- _GIVEN INSTRUCTION_
Copy out each line in the material below that has the word "error".

☆ ☆ ☆ ☆

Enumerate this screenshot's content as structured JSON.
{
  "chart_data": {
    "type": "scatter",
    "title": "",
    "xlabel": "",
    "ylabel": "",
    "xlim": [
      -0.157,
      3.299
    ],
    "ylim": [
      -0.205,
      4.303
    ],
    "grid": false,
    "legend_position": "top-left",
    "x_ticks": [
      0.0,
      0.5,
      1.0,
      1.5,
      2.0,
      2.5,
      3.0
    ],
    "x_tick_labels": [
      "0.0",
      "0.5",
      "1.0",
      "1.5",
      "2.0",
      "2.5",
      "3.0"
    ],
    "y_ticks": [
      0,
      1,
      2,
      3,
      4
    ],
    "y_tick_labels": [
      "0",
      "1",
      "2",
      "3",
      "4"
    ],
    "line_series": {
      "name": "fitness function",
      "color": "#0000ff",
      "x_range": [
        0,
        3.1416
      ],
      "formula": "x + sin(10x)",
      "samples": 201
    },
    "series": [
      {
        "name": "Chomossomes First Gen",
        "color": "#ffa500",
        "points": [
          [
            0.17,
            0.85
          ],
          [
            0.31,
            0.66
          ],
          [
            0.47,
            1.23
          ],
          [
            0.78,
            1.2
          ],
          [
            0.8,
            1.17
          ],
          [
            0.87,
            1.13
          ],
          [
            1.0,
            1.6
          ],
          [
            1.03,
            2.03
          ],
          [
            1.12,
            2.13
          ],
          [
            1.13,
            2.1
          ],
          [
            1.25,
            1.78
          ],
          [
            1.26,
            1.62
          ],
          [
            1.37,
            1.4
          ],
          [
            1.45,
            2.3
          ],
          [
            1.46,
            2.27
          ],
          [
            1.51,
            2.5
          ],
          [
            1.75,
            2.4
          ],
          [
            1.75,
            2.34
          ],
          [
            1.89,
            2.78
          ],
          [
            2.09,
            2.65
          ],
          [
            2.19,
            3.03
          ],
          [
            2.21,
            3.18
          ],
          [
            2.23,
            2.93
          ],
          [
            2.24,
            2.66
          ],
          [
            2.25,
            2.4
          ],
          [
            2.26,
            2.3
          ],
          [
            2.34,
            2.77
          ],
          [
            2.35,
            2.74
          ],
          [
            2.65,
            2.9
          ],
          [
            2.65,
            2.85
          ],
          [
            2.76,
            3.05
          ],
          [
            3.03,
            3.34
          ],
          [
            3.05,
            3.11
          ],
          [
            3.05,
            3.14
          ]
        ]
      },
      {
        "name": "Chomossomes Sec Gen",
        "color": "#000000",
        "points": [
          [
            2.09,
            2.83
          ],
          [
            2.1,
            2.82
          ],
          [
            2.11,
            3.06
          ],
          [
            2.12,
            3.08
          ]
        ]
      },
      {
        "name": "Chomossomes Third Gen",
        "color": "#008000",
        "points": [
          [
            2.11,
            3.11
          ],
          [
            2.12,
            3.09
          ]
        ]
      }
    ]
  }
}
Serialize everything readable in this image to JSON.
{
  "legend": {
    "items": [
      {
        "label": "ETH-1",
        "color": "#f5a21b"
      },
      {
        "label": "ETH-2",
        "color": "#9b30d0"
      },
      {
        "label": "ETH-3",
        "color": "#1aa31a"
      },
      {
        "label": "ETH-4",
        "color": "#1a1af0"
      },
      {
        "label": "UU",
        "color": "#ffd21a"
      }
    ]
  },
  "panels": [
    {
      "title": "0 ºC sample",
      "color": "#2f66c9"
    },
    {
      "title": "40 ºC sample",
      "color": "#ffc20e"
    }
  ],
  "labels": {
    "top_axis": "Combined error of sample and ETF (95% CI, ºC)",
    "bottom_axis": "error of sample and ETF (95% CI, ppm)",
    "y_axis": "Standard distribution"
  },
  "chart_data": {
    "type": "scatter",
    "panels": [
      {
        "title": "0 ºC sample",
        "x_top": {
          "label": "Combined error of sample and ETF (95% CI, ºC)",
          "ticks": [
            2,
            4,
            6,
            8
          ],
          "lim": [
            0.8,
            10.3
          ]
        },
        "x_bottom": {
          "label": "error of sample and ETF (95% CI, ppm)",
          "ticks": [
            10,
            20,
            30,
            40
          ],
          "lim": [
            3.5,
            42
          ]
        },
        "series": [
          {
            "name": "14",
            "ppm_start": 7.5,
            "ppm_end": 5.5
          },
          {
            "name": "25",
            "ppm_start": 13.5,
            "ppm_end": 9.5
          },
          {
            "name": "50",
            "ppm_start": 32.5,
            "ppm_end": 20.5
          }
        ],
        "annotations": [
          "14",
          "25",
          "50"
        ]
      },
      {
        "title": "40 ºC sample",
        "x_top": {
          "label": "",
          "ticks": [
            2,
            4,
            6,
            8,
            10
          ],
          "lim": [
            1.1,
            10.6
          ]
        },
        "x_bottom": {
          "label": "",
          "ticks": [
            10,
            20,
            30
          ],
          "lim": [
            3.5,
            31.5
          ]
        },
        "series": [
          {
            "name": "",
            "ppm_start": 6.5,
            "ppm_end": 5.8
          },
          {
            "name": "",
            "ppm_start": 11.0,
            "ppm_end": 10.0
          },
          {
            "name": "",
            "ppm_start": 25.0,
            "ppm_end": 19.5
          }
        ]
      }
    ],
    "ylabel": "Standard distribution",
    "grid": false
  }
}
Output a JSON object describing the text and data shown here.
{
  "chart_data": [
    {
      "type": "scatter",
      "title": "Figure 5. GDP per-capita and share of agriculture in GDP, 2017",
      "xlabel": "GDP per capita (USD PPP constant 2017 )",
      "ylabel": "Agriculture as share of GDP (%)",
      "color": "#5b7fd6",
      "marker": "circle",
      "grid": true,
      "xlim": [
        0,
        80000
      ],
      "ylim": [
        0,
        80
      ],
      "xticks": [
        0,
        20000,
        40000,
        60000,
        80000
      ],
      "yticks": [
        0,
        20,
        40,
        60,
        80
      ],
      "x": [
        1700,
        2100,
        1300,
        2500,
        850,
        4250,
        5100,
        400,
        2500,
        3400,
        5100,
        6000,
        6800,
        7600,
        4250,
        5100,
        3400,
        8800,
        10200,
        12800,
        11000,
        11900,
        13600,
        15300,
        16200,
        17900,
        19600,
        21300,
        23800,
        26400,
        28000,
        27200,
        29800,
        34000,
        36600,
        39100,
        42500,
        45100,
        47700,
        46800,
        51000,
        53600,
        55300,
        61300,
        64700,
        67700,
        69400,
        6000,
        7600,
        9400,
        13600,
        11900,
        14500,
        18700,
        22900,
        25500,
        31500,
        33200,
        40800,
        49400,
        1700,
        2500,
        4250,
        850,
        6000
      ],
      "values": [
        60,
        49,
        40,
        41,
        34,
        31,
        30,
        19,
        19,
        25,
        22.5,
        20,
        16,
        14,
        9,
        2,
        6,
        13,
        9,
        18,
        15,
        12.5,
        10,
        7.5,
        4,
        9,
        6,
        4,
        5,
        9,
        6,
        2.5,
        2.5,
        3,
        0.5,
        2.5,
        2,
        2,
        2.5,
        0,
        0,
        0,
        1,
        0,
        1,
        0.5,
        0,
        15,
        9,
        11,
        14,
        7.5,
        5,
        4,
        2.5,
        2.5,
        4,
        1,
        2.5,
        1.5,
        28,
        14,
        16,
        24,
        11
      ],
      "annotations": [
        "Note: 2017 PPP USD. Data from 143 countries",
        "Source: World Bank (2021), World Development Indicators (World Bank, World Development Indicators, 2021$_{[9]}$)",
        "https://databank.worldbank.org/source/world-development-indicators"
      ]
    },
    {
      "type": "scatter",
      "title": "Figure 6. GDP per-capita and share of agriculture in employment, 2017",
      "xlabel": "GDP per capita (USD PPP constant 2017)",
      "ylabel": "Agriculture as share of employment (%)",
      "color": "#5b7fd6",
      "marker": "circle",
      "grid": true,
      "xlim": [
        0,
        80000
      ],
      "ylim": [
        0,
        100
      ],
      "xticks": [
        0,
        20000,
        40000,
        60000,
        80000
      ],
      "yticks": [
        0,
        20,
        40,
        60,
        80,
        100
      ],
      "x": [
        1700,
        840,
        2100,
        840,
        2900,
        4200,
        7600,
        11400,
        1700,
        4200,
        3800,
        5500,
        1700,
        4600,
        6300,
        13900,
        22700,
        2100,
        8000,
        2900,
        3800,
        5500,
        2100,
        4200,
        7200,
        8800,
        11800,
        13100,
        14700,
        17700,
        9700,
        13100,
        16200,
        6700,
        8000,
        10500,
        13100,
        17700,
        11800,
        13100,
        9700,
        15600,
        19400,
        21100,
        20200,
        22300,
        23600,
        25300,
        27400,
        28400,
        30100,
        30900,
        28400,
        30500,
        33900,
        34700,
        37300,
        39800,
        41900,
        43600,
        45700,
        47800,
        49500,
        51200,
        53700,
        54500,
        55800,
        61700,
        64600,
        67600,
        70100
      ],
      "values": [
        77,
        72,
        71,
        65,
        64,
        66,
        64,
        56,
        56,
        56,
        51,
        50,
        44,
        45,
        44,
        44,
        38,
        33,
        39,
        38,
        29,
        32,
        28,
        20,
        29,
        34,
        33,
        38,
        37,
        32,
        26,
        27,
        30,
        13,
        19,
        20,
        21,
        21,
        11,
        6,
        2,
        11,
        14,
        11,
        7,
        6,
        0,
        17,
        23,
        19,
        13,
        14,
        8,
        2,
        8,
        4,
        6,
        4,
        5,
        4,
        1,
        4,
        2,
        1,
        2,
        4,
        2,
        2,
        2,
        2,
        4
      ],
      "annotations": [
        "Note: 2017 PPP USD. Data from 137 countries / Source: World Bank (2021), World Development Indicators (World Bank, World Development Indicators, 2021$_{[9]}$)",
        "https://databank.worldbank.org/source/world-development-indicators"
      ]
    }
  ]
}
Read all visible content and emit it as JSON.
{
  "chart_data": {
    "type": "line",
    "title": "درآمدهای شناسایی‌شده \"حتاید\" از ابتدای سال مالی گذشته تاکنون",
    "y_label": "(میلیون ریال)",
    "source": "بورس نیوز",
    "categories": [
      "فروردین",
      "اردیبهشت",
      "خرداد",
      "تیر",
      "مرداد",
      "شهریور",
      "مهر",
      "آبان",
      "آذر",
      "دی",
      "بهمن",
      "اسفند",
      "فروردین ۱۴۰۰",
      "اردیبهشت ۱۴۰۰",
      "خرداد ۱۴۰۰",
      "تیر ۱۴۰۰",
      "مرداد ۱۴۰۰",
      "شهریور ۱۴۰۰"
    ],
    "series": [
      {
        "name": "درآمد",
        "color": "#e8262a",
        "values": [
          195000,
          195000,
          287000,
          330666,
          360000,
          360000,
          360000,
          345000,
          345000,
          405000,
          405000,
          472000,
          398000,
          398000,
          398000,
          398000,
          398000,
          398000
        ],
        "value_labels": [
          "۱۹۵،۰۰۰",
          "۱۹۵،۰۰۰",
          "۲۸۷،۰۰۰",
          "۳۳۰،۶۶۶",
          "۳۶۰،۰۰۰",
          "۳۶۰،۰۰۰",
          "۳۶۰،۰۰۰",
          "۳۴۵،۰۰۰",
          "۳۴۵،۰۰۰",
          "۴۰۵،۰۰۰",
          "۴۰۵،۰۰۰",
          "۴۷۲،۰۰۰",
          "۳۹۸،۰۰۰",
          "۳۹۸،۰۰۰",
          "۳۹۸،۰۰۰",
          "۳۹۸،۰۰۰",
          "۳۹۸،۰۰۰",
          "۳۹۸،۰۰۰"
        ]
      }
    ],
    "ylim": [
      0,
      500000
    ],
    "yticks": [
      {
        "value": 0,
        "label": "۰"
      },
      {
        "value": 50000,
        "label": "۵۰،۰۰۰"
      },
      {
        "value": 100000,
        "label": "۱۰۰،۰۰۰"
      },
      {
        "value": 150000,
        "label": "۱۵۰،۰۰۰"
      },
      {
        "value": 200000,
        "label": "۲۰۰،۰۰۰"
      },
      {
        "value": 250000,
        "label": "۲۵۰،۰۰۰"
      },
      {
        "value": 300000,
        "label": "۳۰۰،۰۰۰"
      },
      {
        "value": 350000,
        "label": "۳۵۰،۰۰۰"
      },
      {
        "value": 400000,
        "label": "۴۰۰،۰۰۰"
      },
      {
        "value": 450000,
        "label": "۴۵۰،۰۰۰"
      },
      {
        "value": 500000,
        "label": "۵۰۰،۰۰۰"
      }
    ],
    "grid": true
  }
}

☆ ☆ ☆ ☆

- _TASK RESULT_
    "top_axis": "Combined error of sample and ETF (95% CI, ºC)",
    "bottom_axis": "error of sample and ETF (95% CI, ppm)",
          "label": "Combined error of sample and ETF (95% CI, ºC)",
          "label": "error of sample and ETF (95% CI, ppm)",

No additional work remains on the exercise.